• Stored rows
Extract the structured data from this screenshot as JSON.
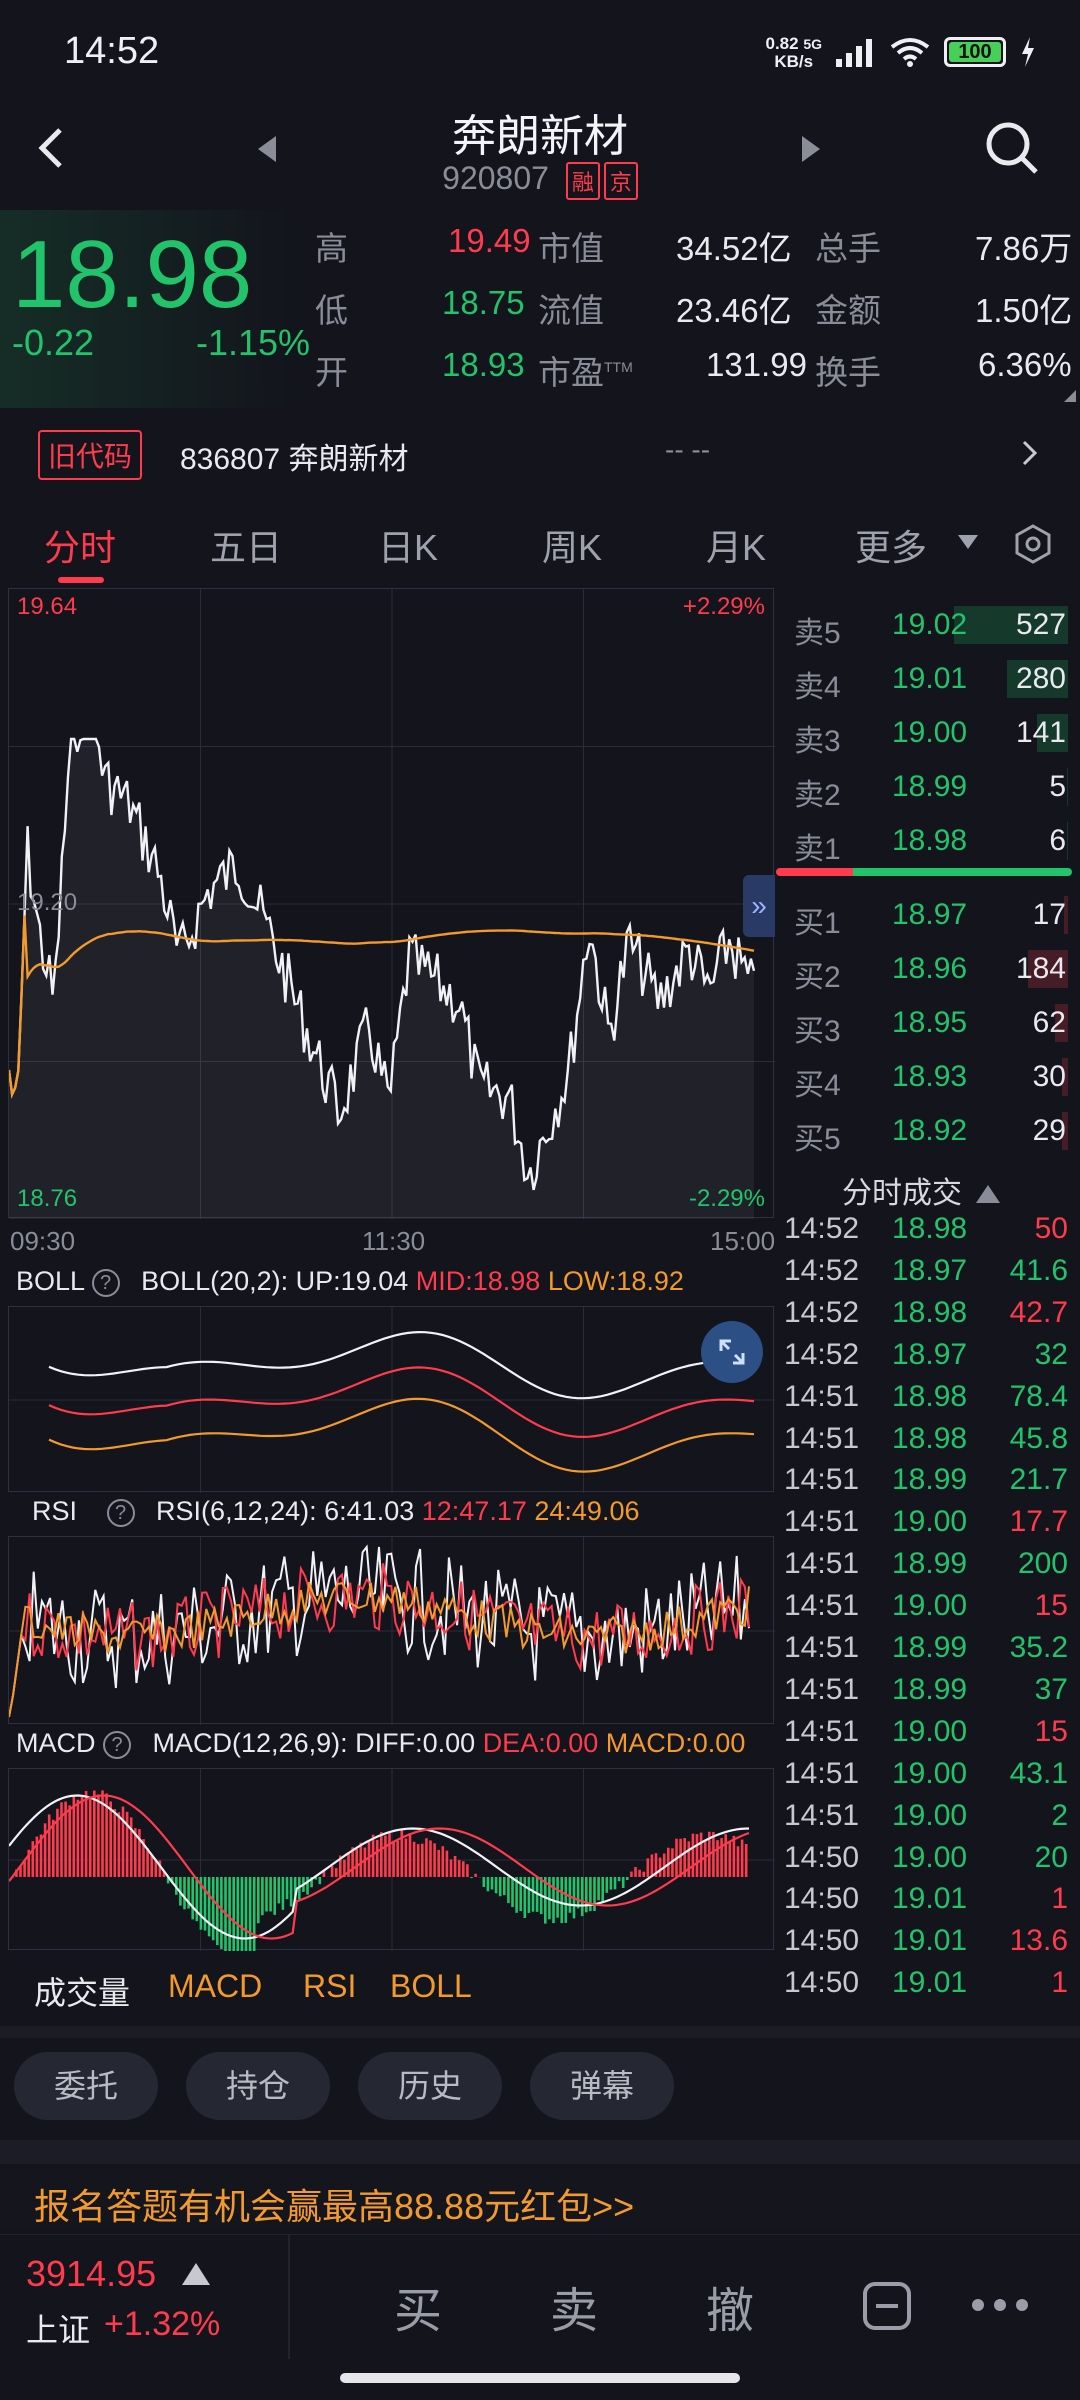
{
  "status": {
    "time": "14:52",
    "netspeed_value": "0.82",
    "netspeed_unit": "KB/s",
    "network": "5G",
    "battery": "100"
  },
  "header": {
    "title": "奔朗新材",
    "code": "920807",
    "tag1": "融",
    "tag2": "京"
  },
  "quote": {
    "price": "18.98",
    "change": "-0.22",
    "change_pct": "-1.15%",
    "high_label": "高",
    "high": "19.49",
    "low_label": "低",
    "low": "18.75",
    "open_label": "开",
    "open": "18.93",
    "mktcap_label": "市值",
    "mktcap": "34.52亿",
    "float_label": "流值",
    "float": "23.46亿",
    "pe_label": "市盈",
    "pe_sup": "TTM",
    "pe": "131.99",
    "vol_label": "总手",
    "vol": "7.86万",
    "amt_label": "金额",
    "amt": "1.50亿",
    "turn_label": "换手",
    "turn": "6.36%"
  },
  "oldcode": {
    "badge": "旧代码",
    "text": "836807 奔朗新材",
    "placeholder": "-- --"
  },
  "tabs": [
    "分时",
    "五日",
    "日K",
    "周K",
    "月K",
    "更多"
  ],
  "intraday": {
    "y_top": "19.64",
    "y_mid": "19.20",
    "y_bot": "18.76",
    "pct_top": "+2.29%",
    "pct_bot": "-2.29%",
    "time_start": "09:30",
    "time_mid": "11:30",
    "time_end": "15:00"
  },
  "boll": {
    "label": "BOLL",
    "params": "BOLL(20,2):",
    "up": "UP:19.04",
    "mid": "MID:18.98",
    "low": "LOW:18.92"
  },
  "rsi": {
    "label": "RSI",
    "params": "RSI(6,12,24):",
    "r6": "6:41.03",
    "r12": "12:47.17",
    "r24": "24:49.06"
  },
  "macd": {
    "label": "MACD",
    "params": "MACD(12,26,9):",
    "diff": "DIFF:0.00",
    "dea": "DEA:0.00",
    "macd": "MACD:0.00"
  },
  "indicator_tabs": [
    "成交量",
    "MACD",
    "RSI",
    "BOLL"
  ],
  "orderbook": {
    "asks": [
      {
        "label": "卖5",
        "price": "19.02",
        "vol": "527"
      },
      {
        "label": "卖4",
        "price": "19.01",
        "vol": "280"
      },
      {
        "label": "卖3",
        "price": "19.00",
        "vol": "141"
      },
      {
        "label": "卖2",
        "price": "18.99",
        "vol": "5"
      },
      {
        "label": "卖1",
        "price": "18.98",
        "vol": "6"
      }
    ],
    "bids": [
      {
        "label": "买1",
        "price": "18.97",
        "vol": "17"
      },
      {
        "label": "买2",
        "price": "18.96",
        "vol": "184"
      },
      {
        "label": "买3",
        "price": "18.95",
        "vol": "62"
      },
      {
        "label": "买4",
        "price": "18.93",
        "vol": "30"
      },
      {
        "label": "买5",
        "price": "18.92",
        "vol": "29"
      }
    ]
  },
  "ticks_title": "分时成交",
  "ticks": [
    {
      "t": "14:52",
      "p": "18.98",
      "v": "50",
      "vc": "red"
    },
    {
      "t": "14:52",
      "p": "18.97",
      "v": "41.6",
      "vc": "green"
    },
    {
      "t": "14:52",
      "p": "18.98",
      "v": "42.7",
      "vc": "red"
    },
    {
      "t": "14:52",
      "p": "18.97",
      "v": "32",
      "vc": "green"
    },
    {
      "t": "14:51",
      "p": "18.98",
      "v": "78.4",
      "vc": "green"
    },
    {
      "t": "14:51",
      "p": "18.98",
      "v": "45.8",
      "vc": "green"
    },
    {
      "t": "14:51",
      "p": "18.99",
      "v": "21.7",
      "vc": "green"
    },
    {
      "t": "14:51",
      "p": "19.00",
      "v": "17.7",
      "vc": "red"
    },
    {
      "t": "14:51",
      "p": "18.99",
      "v": "200",
      "vc": "green"
    },
    {
      "t": "14:51",
      "p": "19.00",
      "v": "15",
      "vc": "red"
    },
    {
      "t": "14:51",
      "p": "18.99",
      "v": "35.2",
      "vc": "green"
    },
    {
      "t": "14:51",
      "p": "18.99",
      "v": "37",
      "vc": "green"
    },
    {
      "t": "14:51",
      "p": "19.00",
      "v": "15",
      "vc": "red"
    },
    {
      "t": "14:51",
      "p": "19.00",
      "v": "43.1",
      "vc": "green"
    },
    {
      "t": "14:51",
      "p": "19.00",
      "v": "2",
      "vc": "green"
    },
    {
      "t": "14:50",
      "p": "19.00",
      "v": "20",
      "vc": "green"
    },
    {
      "t": "14:50",
      "p": "19.01",
      "v": "1",
      "vc": "red"
    },
    {
      "t": "14:50",
      "p": "19.01",
      "v": "13.6",
      "vc": "red"
    },
    {
      "t": "14:50",
      "p": "19.01",
      "v": "1",
      "vc": "red"
    }
  ],
  "pills": [
    "委托",
    "持仓",
    "历史",
    "弹幕"
  ],
  "promo": "报名答题有机会赢最高88.88元红包>>",
  "index": {
    "value": "3914.95",
    "name": "上证",
    "change": "+1.32%"
  },
  "actions": {
    "buy": "买",
    "sell": "卖",
    "cancel": "撤"
  },
  "colors": {
    "up": "#ff3b4d",
    "down": "#22c46b",
    "avg": "#f29a2e",
    "bg": "#13141c"
  }
}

• Task prompt
Extract the full listing above verbatim; pictures are to be left out of the copy.

• Result of the task
Extract the structured data from this screenshot as JSON.
{
  "status": {
    "time": "14:52",
    "netspeed_value": "0.82",
    "netspeed_unit": "KB/s",
    "network": "5G",
    "battery": "100"
  },
  "header": {
    "title": "奔朗新材",
    "code": "920807",
    "tag1": "融",
    "tag2": "京"
  },
  "quote": {
    "price": "18.98",
    "change": "-0.22",
    "change_pct": "-1.15%",
    "high_label": "高",
    "high": "19.49",
    "low_label": "低",
    "low": "18.75",
    "open_label": "开",
    "open": "18.93",
    "mktcap_label": "市值",
    "mktcap": "34.52亿",
    "float_label": "流值",
    "float": "23.46亿",
    "pe_label": "市盈",
    "pe_sup": "TTM",
    "pe": "131.99",
    "vol_label": "总手",
    "vol": "7.86万",
    "amt_label": "金额",
    "amt": "1.50亿",
    "turn_label": "换手",
    "turn": "6.36%"
  },
  "oldcode": {
    "badge": "旧代码",
    "text": "836807 奔朗新材",
    "placeholder": "-- --"
  },
  "tabs": [
    "分时",
    "五日",
    "日K",
    "周K",
    "月K",
    "更多"
  ],
  "intraday": {
    "y_top": "19.64",
    "y_mid": "19.20",
    "y_bot": "18.76",
    "pct_top": "+2.29%",
    "pct_bot": "-2.29%",
    "time_start": "09:30",
    "time_mid": "11:30",
    "time_end": "15:00"
  },
  "boll": {
    "label": "BOLL",
    "params": "BOLL(20,2):",
    "up": "UP:19.04",
    "mid": "MID:18.98",
    "low": "LOW:18.92"
  },
  "rsi": {
    "label": "RSI",
    "params": "RSI(6,12,24):",
    "r6": "6:41.03",
    "r12": "12:47.17",
    "r24": "24:49.06"
  },
  "macd": {
    "label": "MACD",
    "params": "MACD(12,26,9):",
    "diff": "DIFF:0.00",
    "dea": "DEA:0.00",
    "macd": "MACD:0.00"
  },
  "indicator_tabs": [
    "成交量",
    "MACD",
    "RSI",
    "BOLL"
  ],
  "orderbook": {
    "asks": [
      {
        "label": "卖5",
        "price": "19.02",
        "vol": "527"
      },
      {
        "label": "卖4",
        "price": "19.01",
        "vol": "280"
      },
      {
        "label": "卖3",
        "price": "19.00",
        "vol": "141"
      },
      {
        "label": "卖2",
        "price": "18.99",
        "vol": "5"
      },
      {
        "label": "卖1",
        "price": "18.98",
        "vol": "6"
      }
    ],
    "bids": [
      {
        "label": "买1",
        "price": "18.97",
        "vol": "17"
      },
      {
        "label": "买2",
        "price": "18.96",
        "vol": "184"
      },
      {
        "label": "买3",
        "price": "18.95",
        "vol": "62"
      },
      {
        "label": "买4",
        "price": "18.93",
        "vol": "30"
      },
      {
        "label": "买5",
        "price": "18.92",
        "vol": "29"
      }
    ]
  },
  "ticks_title": "分时成交",
  "ticks": [
    {
      "t": "14:52",
      "p": "18.98",
      "v": "50",
      "vc": "red"
    },
    {
      "t": "14:52",
      "p": "18.97",
      "v": "41.6",
      "vc": "green"
    },
    {
      "t": "14:52",
      "p": "18.98",
      "v": "42.7",
      "vc": "red"
    },
    {
      "t": "14:52",
      "p": "18.97",
      "v": "32",
      "vc": "green"
    },
    {
      "t": "14:51",
      "p": "18.98",
      "v": "78.4",
      "vc": "green"
    },
    {
      "t": "14:51",
      "p": "18.98",
      "v": "45.8",
      "vc": "green"
    },
    {
      "t": "14:51",
      "p": "18.99",
      "v": "21.7",
      "vc": "green"
    },
    {
      "t": "14:51",
      "p": "19.00",
      "v": "17.7",
      "vc": "red"
    },
    {
      "t": "14:51",
      "p": "18.99",
      "v": "200",
      "vc": "green"
    },
    {
      "t": "14:51",
      "p": "19.00",
      "v": "15",
      "vc": "red"
    },
    {
      "t": "14:51",
      "p": "18.99",
      "v": "35.2",
      "vc": "green"
    },
    {
      "t": "14:51",
      "p": "18.99",
      "v": "37",
      "vc": "green"
    },
    {
      "t": "14:51",
      "p": "19.00",
      "v": "15",
      "vc": "red"
    },
    {
      "t": "14:51",
      "p": "19.00",
      "v": "43.1",
      "vc": "green"
    },
    {
      "t": "14:51",
      "p": "19.00",
      "v": "2",
      "vc": "green"
    },
    {
      "t": "14:50",
      "p": "19.00",
      "v": "20",
      "vc": "green"
    },
    {
      "t": "14:50",
      "p": "19.01",
      "v": "1",
      "vc": "red"
    },
    {
      "t": "14:50",
      "p": "19.01",
      "v": "13.6",
      "vc": "red"
    },
    {
      "t": "14:50",
      "p": "19.01",
      "v": "1",
      "vc": "red"
    }
  ],
  "pills": [
    "委托",
    "持仓",
    "历史",
    "弹幕"
  ],
  "promo": "报名答题有机会赢最高88.88元红包>>",
  "index": {
    "value": "3914.95",
    "name": "上证",
    "change": "+1.32%"
  },
  "actions": {
    "buy": "买",
    "sell": "卖",
    "cancel": "撤"
  },
  "colors": {
    "up": "#ff3b4d",
    "down": "#22c46b",
    "avg": "#f29a2e",
    "bg": "#13141c"
  }
}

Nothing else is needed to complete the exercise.